======== Provided records

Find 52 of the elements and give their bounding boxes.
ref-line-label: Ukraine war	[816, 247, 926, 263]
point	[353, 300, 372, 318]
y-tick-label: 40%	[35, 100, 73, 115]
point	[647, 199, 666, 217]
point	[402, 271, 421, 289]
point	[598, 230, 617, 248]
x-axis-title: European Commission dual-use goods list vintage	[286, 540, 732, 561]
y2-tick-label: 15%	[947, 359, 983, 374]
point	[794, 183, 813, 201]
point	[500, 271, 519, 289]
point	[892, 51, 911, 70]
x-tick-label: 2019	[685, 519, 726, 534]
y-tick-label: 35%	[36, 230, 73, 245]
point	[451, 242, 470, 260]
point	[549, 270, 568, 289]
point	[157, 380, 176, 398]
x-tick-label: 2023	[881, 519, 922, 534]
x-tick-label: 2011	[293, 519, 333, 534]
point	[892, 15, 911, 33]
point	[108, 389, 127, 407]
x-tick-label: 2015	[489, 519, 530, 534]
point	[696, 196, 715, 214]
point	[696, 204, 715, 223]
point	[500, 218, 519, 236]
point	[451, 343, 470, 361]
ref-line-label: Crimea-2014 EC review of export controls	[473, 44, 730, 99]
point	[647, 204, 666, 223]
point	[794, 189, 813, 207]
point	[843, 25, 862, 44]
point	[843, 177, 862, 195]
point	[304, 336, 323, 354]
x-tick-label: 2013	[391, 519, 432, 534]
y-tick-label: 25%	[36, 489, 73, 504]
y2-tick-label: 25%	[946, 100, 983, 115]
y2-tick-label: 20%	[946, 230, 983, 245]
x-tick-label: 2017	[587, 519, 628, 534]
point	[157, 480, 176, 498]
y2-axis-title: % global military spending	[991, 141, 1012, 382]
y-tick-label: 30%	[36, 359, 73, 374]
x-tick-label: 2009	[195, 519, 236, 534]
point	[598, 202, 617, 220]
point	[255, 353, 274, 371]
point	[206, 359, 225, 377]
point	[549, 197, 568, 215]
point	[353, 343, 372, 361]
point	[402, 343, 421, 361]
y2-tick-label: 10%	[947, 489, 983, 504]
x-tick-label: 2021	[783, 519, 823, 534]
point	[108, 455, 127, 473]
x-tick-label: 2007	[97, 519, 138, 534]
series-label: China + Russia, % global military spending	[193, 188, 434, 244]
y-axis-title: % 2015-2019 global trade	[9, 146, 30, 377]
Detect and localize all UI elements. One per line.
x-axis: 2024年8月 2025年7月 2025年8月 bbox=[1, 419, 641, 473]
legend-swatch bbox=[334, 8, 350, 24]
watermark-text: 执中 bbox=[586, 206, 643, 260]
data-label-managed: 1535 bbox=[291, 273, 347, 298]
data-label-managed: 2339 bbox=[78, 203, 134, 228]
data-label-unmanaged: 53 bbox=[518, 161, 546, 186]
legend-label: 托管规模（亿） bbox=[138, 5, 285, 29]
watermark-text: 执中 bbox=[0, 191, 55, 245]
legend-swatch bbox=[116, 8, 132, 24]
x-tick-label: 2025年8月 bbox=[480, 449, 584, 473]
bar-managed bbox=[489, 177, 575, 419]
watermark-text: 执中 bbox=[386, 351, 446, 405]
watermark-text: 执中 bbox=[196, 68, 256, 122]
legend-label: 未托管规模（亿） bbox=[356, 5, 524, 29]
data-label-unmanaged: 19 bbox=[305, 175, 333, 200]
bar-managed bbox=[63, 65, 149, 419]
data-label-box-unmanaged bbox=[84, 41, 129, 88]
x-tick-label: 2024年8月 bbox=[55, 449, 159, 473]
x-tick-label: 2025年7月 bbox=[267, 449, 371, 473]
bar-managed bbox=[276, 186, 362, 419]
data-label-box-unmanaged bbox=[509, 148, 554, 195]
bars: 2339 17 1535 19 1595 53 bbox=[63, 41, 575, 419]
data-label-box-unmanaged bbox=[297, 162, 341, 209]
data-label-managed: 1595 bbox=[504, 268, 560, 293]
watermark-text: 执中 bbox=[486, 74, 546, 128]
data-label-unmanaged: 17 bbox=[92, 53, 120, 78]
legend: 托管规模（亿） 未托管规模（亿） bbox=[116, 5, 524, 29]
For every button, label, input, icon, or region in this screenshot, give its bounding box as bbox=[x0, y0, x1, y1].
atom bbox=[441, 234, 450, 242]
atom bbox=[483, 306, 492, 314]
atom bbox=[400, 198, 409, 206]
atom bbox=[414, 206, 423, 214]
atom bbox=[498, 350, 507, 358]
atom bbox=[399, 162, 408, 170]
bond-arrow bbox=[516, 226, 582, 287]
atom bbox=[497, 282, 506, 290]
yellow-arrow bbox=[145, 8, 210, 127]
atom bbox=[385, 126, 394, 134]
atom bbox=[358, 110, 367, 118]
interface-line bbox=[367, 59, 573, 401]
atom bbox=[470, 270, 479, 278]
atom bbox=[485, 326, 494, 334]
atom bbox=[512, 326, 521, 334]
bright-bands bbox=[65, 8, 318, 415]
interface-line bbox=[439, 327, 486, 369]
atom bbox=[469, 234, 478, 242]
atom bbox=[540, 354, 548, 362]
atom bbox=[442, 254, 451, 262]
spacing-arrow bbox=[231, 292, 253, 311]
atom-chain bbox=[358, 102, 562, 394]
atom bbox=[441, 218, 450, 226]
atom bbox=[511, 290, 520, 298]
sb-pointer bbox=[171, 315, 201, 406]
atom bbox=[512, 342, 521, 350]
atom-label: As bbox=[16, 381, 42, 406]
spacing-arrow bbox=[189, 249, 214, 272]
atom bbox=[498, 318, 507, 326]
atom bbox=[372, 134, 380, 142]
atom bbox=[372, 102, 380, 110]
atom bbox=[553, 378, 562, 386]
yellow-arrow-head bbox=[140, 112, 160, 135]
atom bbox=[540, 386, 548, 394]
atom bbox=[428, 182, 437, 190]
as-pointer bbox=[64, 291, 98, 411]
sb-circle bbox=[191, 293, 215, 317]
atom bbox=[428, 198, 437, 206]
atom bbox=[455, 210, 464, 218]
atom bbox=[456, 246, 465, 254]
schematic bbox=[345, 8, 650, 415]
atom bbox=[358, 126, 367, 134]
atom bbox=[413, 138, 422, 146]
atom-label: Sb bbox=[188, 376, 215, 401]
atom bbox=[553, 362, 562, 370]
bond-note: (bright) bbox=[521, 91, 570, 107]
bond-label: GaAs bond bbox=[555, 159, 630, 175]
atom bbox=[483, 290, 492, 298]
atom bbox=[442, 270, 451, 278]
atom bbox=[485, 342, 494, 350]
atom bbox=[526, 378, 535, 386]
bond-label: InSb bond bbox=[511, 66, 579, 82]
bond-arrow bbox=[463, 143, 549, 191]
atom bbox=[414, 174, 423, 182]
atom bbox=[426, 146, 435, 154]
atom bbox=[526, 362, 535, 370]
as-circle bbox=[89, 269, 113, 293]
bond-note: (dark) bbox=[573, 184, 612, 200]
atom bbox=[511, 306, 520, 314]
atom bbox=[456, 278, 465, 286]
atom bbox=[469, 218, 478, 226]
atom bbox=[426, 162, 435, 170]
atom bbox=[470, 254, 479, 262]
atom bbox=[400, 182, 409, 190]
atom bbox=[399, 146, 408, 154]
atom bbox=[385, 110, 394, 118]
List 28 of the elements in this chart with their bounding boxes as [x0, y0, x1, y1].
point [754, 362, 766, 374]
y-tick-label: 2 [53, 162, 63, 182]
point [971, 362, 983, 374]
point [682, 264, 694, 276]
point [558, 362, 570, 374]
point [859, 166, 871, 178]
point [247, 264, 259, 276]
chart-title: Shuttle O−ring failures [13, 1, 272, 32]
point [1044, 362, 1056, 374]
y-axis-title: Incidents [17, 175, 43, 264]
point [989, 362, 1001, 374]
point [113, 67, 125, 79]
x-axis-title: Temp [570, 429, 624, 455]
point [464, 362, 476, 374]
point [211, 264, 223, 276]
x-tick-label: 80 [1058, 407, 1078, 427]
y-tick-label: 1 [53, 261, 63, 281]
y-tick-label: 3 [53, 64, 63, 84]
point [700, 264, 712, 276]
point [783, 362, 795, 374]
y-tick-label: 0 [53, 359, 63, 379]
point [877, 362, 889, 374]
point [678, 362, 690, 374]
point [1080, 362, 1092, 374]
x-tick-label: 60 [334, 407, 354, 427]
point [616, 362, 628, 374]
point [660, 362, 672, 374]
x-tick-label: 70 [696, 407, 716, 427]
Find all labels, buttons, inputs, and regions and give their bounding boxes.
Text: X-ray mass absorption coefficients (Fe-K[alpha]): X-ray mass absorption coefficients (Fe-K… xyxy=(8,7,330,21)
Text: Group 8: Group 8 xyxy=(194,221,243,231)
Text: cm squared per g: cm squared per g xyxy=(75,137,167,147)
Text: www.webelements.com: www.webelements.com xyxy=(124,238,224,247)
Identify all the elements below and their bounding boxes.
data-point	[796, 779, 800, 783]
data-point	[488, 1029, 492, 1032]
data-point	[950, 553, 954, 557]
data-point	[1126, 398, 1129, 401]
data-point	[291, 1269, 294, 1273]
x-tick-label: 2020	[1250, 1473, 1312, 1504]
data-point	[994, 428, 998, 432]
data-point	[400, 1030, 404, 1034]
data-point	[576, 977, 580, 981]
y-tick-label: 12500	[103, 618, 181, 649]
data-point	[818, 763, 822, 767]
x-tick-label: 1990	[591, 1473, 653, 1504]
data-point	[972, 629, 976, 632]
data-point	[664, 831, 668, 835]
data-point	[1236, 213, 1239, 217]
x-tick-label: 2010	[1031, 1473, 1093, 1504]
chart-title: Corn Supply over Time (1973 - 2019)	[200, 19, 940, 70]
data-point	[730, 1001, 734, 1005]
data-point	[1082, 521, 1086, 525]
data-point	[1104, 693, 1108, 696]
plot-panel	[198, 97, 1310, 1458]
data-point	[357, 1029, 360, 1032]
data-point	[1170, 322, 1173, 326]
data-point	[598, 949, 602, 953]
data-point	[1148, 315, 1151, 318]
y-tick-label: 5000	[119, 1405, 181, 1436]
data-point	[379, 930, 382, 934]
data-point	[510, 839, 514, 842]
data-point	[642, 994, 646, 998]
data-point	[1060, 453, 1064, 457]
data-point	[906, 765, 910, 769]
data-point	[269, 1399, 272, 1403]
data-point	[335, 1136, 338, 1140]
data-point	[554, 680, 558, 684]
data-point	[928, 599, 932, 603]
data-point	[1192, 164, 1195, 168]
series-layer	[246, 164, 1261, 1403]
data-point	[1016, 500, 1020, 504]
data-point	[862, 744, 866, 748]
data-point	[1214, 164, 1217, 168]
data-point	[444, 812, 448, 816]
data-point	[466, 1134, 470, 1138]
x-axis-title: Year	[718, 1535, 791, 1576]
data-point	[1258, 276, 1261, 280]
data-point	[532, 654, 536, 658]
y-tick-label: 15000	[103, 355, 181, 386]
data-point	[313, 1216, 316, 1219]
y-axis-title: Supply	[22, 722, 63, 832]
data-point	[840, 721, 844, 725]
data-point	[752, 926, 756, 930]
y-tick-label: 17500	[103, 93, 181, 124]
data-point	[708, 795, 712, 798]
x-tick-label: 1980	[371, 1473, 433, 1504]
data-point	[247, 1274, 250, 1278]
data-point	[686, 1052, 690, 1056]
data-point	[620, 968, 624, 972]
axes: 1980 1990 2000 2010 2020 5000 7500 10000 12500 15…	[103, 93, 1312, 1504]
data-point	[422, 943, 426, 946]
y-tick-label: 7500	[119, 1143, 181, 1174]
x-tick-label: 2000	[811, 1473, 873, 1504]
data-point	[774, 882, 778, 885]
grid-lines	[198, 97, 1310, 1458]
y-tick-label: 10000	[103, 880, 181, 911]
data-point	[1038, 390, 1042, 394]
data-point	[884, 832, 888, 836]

================

§ Instructions to follow
Reproduce verbatim the material from its first line through the line containing "25, 862, 44]", with both of those lines included.

§ Complete output
Find 52 of the elements and give their bounding boxes.
ref-line-label: Ukraine war	[816, 247, 926, 263]
point	[353, 300, 372, 318]
y-tick-label: 40%	[35, 100, 73, 115]
point	[647, 199, 666, 217]
point	[402, 271, 421, 289]
point	[598, 230, 617, 248]
x-axis-title: European Commission dual-use goods list vintage	[286, 540, 732, 561]
y2-tick-label: 15%	[947, 359, 983, 374]
point	[794, 183, 813, 201]
point	[500, 271, 519, 289]
point	[892, 51, 911, 70]
x-tick-label: 2019	[685, 519, 726, 534]
y-tick-label: 35%	[36, 230, 73, 245]
point	[451, 242, 470, 260]
point	[549, 270, 568, 289]
point	[157, 380, 176, 398]
x-tick-label: 2023	[881, 519, 922, 534]
x-tick-label: 2011	[293, 519, 333, 534]
point	[892, 15, 911, 33]
point	[108, 389, 127, 407]
x-tick-label: 2015	[489, 519, 530, 534]
point	[696, 196, 715, 214]
point	[696, 204, 715, 223]
point	[500, 218, 519, 236]
point	[451, 343, 470, 361]
ref-line-label: Crimea-2014 EC review of export controls	[473, 44, 730, 99]
point	[647, 204, 666, 223]
point	[794, 189, 813, 207]
point	[843, 25, 862, 44]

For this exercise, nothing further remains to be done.